## Goal of the exercise
Repeat the lines that follow, leaving nothing out.

BEGIN Source data

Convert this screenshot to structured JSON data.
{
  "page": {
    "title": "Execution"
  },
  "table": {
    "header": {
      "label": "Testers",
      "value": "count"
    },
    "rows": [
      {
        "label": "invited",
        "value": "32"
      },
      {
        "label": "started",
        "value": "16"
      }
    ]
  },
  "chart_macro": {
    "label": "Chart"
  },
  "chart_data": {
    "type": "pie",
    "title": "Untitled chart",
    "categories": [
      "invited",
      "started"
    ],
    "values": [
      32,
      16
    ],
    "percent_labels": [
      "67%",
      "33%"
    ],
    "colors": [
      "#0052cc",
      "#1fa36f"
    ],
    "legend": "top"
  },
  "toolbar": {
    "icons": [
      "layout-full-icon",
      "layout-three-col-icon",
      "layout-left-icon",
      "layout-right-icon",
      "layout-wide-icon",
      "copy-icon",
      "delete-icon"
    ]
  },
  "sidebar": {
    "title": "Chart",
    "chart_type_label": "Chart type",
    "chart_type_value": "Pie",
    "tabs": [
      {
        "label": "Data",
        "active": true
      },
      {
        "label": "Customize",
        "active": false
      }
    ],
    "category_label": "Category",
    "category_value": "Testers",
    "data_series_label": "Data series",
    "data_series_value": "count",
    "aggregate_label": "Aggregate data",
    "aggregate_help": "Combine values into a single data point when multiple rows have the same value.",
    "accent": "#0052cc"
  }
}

END Source data

## Written solution
Convert this screenshot to structured JSON data.
{
  "page": {
    "title": "Execution"
  },
  "table": {
    "header": {
      "label": "Testers",
      "value": "count"
    },
    "rows": [
      {
        "label": "invited",
        "value": "32"
      },
      {
        "label": "started",
        "value": "16"
      }
    ]
  },
  "chart_macro": {
    "label": "Chart"
  },
  "chart_data": {
    "type": "pie",
    "title": "Untitled chart",
    "categories": [
      "invited",
      "started"
    ],
    "values": [
      32,
      16
    ],
    "percent_labels": [
      "67%",
      "33%"
    ],
    "colors": [
      "#0052cc",
      "#1fa36f"
    ],
    "legend": "top"
  },
  "toolbar": {
    "icons": [
      "layout-full-icon",
      "layout-three-col-icon",
      "layout-left-icon",
      "layout-right-icon",
      "layout-wide-icon",
      "copy-icon",
      "delete-icon"
    ]
  },
  "sidebar": {
    "title": "Chart",
    "chart_type_label": "Chart type",
    "chart_type_value": "Pie",
    "tabs": [
      {
        "label": "Data",
        "active": true
      },
      {
        "label": "Customize",
        "active": false
      }
    ],
    "category_label": "Category",
    "category_value": "Testers",
    "data_series_label": "Data series",
    "data_series_value": "count",
    "aggregate_label": "Aggregate data",
    "aggregate_help": "Combine values into a single data point when multiple rows have the same value.",
    "accent": "#0052cc"
  }
}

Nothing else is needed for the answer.